Go over the listing below line by line and tally those containing "watermark". Give only the tally.

● **DATASET CONTENT**:
────────────────

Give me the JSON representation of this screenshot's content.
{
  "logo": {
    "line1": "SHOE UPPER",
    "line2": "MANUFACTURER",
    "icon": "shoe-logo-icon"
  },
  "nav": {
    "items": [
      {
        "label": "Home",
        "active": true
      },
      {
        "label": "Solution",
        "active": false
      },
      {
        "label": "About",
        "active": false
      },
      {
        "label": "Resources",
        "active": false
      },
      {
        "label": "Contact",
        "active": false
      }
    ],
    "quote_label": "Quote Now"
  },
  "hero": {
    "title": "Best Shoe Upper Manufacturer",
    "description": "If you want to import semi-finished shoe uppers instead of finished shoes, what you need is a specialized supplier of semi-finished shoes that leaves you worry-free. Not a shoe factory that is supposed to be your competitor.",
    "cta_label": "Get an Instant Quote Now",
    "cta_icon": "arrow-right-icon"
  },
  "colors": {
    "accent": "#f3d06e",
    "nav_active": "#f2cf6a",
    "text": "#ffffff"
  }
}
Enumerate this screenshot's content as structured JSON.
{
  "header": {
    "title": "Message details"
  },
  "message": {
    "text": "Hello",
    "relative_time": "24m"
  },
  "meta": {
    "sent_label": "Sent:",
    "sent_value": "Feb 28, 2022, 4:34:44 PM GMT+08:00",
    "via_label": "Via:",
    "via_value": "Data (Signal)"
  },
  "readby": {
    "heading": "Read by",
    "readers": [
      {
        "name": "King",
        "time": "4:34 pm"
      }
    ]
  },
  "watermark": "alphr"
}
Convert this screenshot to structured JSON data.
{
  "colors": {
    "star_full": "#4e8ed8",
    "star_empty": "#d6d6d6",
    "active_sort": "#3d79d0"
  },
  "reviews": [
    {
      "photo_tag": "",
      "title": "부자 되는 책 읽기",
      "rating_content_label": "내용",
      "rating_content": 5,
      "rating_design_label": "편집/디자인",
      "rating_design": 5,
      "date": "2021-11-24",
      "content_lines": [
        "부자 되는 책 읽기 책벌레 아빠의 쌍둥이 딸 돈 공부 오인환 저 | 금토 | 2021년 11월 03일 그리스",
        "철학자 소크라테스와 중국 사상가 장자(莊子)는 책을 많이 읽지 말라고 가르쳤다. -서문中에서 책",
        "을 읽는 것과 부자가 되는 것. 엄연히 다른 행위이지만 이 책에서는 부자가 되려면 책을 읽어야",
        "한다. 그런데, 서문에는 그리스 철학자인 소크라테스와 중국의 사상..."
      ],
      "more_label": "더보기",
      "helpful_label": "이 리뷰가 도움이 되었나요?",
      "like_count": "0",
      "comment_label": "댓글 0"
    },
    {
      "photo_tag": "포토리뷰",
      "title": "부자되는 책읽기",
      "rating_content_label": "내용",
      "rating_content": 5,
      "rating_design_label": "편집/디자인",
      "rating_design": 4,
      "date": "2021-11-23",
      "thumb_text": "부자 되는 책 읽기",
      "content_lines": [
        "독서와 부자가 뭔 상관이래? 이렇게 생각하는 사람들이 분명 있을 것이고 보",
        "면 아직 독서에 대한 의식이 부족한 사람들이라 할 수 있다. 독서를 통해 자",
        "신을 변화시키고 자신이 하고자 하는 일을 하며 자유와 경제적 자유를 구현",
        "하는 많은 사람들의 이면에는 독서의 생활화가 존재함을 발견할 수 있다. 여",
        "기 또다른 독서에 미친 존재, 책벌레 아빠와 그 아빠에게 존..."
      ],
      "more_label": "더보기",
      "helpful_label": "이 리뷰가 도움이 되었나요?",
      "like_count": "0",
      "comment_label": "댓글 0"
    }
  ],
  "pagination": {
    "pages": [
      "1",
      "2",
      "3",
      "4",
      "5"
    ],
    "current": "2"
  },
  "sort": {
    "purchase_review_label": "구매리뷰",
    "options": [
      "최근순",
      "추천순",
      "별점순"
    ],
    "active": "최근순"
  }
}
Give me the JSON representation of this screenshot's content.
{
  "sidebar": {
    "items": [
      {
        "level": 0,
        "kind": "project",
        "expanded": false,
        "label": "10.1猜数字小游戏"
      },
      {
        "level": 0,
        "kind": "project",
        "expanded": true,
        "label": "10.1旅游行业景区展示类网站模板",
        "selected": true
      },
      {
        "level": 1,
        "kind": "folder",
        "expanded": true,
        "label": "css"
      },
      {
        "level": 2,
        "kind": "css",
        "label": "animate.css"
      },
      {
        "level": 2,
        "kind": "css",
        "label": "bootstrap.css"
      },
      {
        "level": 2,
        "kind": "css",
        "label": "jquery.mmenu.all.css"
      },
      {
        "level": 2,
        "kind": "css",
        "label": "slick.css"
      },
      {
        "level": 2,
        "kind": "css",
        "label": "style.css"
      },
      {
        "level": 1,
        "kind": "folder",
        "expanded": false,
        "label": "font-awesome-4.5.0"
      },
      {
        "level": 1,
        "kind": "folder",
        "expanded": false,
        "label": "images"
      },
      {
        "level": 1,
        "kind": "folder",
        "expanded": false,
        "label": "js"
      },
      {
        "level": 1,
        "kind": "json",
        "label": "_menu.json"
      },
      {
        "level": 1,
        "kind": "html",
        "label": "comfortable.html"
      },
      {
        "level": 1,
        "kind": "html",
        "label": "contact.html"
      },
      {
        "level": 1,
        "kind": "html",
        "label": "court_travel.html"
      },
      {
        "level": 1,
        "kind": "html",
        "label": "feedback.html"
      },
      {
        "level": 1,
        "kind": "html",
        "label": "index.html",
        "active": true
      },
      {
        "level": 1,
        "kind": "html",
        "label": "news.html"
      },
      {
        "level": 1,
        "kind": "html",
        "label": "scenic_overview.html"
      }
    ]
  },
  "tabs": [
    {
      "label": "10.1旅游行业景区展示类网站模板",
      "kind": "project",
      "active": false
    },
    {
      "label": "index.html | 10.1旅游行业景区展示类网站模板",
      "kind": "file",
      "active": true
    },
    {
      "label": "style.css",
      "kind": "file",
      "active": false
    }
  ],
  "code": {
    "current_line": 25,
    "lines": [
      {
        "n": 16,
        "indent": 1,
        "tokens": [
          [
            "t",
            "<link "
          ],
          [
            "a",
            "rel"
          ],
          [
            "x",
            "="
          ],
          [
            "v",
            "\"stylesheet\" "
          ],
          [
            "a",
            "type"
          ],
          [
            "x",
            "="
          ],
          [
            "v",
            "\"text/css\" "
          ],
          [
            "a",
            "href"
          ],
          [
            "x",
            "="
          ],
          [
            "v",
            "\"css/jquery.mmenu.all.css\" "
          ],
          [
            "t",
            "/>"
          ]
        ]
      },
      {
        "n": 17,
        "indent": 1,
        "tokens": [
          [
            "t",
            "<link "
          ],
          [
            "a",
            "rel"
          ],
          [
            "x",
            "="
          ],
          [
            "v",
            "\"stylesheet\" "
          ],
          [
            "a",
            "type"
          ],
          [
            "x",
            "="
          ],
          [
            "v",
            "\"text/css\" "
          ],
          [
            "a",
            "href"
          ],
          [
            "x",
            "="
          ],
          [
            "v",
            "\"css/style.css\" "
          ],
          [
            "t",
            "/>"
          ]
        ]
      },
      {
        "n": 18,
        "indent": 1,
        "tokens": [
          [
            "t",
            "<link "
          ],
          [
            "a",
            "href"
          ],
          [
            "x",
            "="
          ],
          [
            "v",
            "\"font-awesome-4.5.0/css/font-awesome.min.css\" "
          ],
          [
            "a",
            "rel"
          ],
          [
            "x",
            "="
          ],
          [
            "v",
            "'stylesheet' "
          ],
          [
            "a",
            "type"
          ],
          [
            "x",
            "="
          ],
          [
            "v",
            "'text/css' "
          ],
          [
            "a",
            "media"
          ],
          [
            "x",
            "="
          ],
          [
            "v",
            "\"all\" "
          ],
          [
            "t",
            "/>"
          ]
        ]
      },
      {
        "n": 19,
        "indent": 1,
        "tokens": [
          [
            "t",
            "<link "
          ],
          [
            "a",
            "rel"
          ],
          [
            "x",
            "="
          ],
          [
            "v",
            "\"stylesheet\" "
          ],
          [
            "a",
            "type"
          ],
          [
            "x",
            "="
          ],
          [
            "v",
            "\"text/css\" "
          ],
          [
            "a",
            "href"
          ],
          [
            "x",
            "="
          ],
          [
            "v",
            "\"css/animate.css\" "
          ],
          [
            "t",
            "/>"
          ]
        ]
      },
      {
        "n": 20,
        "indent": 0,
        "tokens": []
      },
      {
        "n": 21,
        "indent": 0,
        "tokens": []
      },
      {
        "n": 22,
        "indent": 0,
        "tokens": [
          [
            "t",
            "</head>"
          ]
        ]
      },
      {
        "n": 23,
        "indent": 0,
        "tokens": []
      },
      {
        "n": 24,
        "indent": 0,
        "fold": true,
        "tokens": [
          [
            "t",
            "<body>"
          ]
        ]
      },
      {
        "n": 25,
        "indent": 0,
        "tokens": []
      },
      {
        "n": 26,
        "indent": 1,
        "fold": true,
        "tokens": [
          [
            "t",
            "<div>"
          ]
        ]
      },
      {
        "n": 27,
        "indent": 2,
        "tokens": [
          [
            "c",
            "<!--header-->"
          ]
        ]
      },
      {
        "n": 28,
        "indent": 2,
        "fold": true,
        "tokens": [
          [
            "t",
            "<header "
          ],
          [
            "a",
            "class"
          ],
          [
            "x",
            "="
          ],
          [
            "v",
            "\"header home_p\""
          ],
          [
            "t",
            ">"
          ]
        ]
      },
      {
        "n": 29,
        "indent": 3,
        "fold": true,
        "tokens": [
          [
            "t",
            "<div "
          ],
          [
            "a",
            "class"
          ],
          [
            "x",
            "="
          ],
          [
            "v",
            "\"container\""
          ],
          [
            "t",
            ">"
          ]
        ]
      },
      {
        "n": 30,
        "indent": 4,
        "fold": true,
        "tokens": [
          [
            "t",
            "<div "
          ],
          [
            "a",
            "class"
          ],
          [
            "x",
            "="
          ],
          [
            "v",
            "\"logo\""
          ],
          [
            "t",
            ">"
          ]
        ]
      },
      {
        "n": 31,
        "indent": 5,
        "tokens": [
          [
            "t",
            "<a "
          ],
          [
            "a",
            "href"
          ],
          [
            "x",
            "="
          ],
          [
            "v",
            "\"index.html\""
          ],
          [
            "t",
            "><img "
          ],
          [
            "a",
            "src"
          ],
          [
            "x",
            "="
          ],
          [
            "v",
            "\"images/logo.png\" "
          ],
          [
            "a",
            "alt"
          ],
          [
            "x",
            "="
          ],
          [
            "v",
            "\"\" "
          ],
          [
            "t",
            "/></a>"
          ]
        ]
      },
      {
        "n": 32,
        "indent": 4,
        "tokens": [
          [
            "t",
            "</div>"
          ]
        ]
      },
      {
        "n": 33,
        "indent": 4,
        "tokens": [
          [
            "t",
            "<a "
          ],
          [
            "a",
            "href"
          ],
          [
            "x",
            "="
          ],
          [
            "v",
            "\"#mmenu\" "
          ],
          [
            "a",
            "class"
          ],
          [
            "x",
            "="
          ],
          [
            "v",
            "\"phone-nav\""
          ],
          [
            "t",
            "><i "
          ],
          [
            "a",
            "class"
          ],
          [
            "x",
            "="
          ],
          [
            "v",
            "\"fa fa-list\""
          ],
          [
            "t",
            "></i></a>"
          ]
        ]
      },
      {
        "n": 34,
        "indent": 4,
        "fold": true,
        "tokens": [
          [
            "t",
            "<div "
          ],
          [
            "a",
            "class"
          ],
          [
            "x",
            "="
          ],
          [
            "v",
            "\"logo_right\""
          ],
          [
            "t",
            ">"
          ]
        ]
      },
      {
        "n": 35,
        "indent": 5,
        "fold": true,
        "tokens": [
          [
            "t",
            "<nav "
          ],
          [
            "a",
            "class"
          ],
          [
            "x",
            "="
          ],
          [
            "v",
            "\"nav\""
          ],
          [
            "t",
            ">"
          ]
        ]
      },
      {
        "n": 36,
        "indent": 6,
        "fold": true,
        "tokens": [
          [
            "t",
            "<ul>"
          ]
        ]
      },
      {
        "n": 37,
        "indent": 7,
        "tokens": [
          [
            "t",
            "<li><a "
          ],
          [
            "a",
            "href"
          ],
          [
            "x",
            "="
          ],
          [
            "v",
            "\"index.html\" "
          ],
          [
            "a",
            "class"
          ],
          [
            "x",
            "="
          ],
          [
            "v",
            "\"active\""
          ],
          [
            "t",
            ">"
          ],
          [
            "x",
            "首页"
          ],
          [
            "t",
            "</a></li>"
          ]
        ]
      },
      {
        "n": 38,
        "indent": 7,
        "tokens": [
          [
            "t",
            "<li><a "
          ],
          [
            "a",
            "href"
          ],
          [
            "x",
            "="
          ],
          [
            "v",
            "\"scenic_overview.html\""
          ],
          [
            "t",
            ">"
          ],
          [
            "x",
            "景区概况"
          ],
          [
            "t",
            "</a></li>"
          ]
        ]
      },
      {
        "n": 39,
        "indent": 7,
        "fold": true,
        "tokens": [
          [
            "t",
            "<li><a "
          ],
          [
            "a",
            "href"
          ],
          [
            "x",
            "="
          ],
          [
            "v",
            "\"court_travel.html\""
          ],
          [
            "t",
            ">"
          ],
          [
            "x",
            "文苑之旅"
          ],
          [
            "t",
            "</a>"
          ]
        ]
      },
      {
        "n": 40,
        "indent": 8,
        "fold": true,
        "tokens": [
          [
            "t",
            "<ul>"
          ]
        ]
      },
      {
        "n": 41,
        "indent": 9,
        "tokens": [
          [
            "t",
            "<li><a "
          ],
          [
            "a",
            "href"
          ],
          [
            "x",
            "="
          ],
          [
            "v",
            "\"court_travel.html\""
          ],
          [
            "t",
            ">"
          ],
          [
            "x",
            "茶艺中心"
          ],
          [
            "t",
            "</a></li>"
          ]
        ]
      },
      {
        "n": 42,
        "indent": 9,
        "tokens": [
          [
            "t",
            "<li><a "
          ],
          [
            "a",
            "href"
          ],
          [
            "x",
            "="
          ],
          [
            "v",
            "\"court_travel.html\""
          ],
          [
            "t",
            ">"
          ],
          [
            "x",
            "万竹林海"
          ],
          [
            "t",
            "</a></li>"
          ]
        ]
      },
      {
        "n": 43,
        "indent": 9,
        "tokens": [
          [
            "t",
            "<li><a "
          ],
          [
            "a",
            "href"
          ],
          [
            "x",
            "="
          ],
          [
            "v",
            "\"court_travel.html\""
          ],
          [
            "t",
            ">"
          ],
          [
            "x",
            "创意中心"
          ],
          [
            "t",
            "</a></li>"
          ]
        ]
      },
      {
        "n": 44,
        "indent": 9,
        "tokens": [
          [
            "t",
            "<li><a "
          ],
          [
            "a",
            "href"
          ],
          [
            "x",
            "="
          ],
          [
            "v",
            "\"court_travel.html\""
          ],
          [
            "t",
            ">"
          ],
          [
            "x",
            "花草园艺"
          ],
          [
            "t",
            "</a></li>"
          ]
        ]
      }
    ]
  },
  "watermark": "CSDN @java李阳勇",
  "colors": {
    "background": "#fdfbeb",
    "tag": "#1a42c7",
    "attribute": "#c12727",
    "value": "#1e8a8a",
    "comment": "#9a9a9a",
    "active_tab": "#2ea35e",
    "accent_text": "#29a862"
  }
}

────────────────

● **RESPONSE**:
2